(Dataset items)
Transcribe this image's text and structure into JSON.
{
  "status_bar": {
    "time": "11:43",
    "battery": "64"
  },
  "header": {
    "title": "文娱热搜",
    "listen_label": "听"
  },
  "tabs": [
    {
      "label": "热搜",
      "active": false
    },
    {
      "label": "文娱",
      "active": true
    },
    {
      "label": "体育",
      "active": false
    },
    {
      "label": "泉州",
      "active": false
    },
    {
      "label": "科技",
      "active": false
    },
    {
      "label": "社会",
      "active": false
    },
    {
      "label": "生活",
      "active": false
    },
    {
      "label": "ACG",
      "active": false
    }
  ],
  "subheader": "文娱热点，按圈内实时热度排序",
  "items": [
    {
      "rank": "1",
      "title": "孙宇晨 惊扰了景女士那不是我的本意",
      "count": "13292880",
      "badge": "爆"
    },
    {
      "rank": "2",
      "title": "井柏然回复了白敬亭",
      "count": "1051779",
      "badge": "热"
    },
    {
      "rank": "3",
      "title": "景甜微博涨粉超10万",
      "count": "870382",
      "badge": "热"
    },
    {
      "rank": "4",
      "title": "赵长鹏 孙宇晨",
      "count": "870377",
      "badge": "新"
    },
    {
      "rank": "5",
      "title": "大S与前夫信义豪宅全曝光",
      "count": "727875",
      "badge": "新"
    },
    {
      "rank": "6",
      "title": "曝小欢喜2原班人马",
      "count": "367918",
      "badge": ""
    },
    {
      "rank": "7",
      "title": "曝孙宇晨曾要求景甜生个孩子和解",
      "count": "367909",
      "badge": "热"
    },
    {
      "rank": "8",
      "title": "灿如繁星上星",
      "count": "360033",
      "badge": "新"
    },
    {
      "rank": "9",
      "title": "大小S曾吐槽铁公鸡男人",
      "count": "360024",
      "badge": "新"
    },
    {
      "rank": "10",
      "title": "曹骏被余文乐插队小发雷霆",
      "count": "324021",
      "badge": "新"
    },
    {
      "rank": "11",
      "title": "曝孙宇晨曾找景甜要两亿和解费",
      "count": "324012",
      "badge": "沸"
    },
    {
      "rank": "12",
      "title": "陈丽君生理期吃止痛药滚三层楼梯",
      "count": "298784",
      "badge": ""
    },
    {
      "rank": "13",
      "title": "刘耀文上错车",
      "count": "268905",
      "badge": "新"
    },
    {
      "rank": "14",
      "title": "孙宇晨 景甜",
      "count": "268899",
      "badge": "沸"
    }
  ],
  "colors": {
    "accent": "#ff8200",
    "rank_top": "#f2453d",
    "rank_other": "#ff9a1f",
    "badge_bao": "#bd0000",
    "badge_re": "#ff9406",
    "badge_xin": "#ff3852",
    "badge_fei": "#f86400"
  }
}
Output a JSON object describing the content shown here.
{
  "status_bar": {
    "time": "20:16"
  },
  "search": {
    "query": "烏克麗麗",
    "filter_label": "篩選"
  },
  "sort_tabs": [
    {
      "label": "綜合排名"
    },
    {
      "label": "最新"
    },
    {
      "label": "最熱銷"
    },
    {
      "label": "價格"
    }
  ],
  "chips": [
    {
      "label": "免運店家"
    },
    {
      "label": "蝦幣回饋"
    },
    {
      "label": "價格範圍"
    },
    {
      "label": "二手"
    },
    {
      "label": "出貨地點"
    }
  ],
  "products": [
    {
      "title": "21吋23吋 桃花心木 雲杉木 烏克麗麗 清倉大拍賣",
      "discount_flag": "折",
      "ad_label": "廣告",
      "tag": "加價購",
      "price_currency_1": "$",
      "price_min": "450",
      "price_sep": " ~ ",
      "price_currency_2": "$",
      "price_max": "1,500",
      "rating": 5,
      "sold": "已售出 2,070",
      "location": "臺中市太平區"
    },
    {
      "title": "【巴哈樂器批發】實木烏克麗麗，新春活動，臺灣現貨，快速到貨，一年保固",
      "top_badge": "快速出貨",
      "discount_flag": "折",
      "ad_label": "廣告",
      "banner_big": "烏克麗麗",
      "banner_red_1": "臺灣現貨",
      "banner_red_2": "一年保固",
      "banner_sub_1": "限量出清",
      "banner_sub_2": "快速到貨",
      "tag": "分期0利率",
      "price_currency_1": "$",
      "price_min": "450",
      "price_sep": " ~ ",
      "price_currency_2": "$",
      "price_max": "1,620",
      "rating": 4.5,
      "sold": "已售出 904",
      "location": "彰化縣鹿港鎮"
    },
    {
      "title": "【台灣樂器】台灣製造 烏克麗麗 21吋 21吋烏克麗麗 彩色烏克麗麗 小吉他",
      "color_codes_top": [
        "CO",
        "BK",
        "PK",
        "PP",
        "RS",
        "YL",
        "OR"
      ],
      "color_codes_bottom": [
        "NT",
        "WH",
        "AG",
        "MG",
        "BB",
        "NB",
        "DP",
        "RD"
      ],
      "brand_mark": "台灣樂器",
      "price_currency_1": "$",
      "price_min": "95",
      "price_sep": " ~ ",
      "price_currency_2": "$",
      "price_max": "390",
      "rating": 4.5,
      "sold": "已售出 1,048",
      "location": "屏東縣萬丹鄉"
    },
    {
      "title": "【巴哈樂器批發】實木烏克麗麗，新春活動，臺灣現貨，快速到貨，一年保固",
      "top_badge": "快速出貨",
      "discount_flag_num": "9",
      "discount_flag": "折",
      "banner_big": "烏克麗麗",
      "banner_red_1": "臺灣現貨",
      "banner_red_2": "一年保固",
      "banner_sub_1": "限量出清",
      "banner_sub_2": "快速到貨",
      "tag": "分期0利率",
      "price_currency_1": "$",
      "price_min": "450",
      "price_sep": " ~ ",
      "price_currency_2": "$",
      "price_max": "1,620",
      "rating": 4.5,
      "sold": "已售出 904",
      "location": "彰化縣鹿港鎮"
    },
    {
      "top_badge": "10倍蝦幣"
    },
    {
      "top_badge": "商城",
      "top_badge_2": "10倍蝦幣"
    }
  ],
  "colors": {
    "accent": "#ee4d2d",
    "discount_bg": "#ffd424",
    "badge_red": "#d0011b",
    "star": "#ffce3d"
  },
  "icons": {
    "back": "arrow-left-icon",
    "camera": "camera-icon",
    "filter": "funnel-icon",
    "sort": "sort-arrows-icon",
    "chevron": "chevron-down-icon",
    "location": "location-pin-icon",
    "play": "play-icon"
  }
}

__What is required__
Note every line above where the string "台灣樂器" shows up, and copy those lines.

__Answer below__
      "title": "【台灣樂器】台灣製造 烏克麗麗 21吋 21吋烏克麗麗 彩色烏克麗麗 小吉他",
      "brand_mark": "台灣樂器",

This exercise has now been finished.